Written instruction —
Write out each line that follows exactly as it stands, without the pictures.

Available data —
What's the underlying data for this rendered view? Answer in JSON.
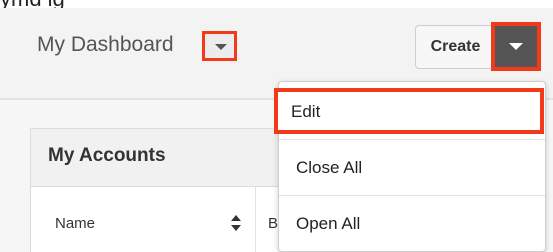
{
  "header": {
    "title": "My Dashboard",
    "create_label": "Create"
  },
  "dashlet": {
    "title": "My Accounts",
    "columns": [
      "Name",
      "B"
    ]
  },
  "dropdown": {
    "items": [
      "Edit",
      "Close All",
      "Open All"
    ]
  },
  "top_fragment": "ymd     ig",
  "colors": {
    "highlight": "#f03a1a",
    "header_bg": "#f3f3f3",
    "caret_dark": "#555555"
  },
  "icons": {
    "title_caret": "chevron-down-icon",
    "create_caret": "chevron-down-icon",
    "sort": "sort-icon"
  }
}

Exercise answer —
What's the underlying data for this rendered view? Answer in JSON.
{
  "header": {
    "title": "My Dashboard",
    "create_label": "Create"
  },
  "dashlet": {
    "title": "My Accounts",
    "columns": [
      "Name",
      "B"
    ]
  },
  "dropdown": {
    "items": [
      "Edit",
      "Close All",
      "Open All"
    ]
  },
  "top_fragment": "ymd     ig",
  "colors": {
    "highlight": "#f03a1a",
    "header_bg": "#f3f3f3",
    "caret_dark": "#555555"
  },
  "icons": {
    "title_caret": "chevron-down-icon",
    "create_caret": "chevron-down-icon",
    "sort": "sort-icon"
  }
}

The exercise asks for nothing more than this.